* _Task instructions_
Every record should be copied exactly, except that pictures are to be omitted.

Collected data
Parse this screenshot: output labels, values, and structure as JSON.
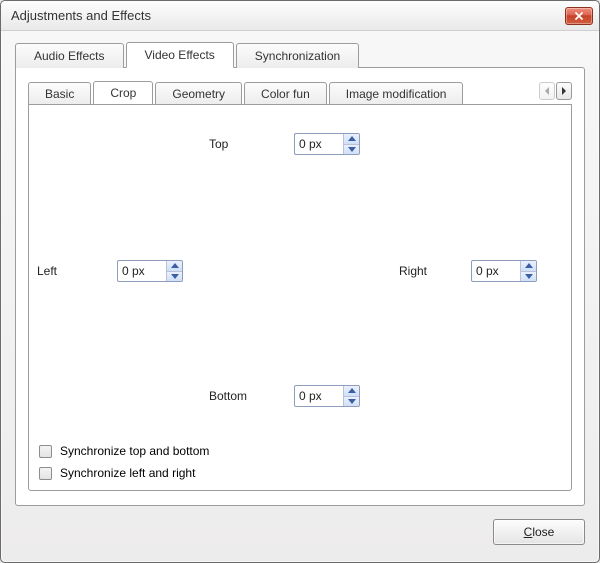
{
  "window": {
    "title": "Adjustments and Effects"
  },
  "mainTabs": {
    "audio": "Audio Effects",
    "video": "Video Effects",
    "sync": "Synchronization",
    "activeIndex": 1
  },
  "subTabs": {
    "basic": "Basic",
    "crop": "Crop",
    "geometry": "Geometry",
    "colorfun": "Color fun",
    "imagemod": "Image modification",
    "activeIndex": 1
  },
  "crop": {
    "top": {
      "label": "Top",
      "value": "0 px"
    },
    "left": {
      "label": "Left",
      "value": "0 px"
    },
    "right": {
      "label": "Right",
      "value": "0 px"
    },
    "bottom": {
      "label": "Bottom",
      "value": "0 px"
    },
    "syncTB": {
      "label": "Synchronize top and bottom",
      "checked": false
    },
    "syncLR": {
      "label": "Synchronize left and right",
      "checked": false
    }
  },
  "buttons": {
    "close": "Close"
  }
}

* _Response to this exercise_
Parse this screenshot: output labels, values, and structure as JSON.
{
  "window": {
    "title": "Adjustments and Effects"
  },
  "mainTabs": {
    "audio": "Audio Effects",
    "video": "Video Effects",
    "sync": "Synchronization",
    "activeIndex": 1
  },
  "subTabs": {
    "basic": "Basic",
    "crop": "Crop",
    "geometry": "Geometry",
    "colorfun": "Color fun",
    "imagemod": "Image modification",
    "activeIndex": 1
  },
  "crop": {
    "top": {
      "label": "Top",
      "value": "0 px"
    },
    "left": {
      "label": "Left",
      "value": "0 px"
    },
    "right": {
      "label": "Right",
      "value": "0 px"
    },
    "bottom": {
      "label": "Bottom",
      "value": "0 px"
    },
    "syncTB": {
      "label": "Synchronize top and bottom",
      "checked": false
    },
    "syncLR": {
      "label": "Synchronize left and right",
      "checked": false
    }
  },
  "buttons": {
    "close": "Close"
  }
}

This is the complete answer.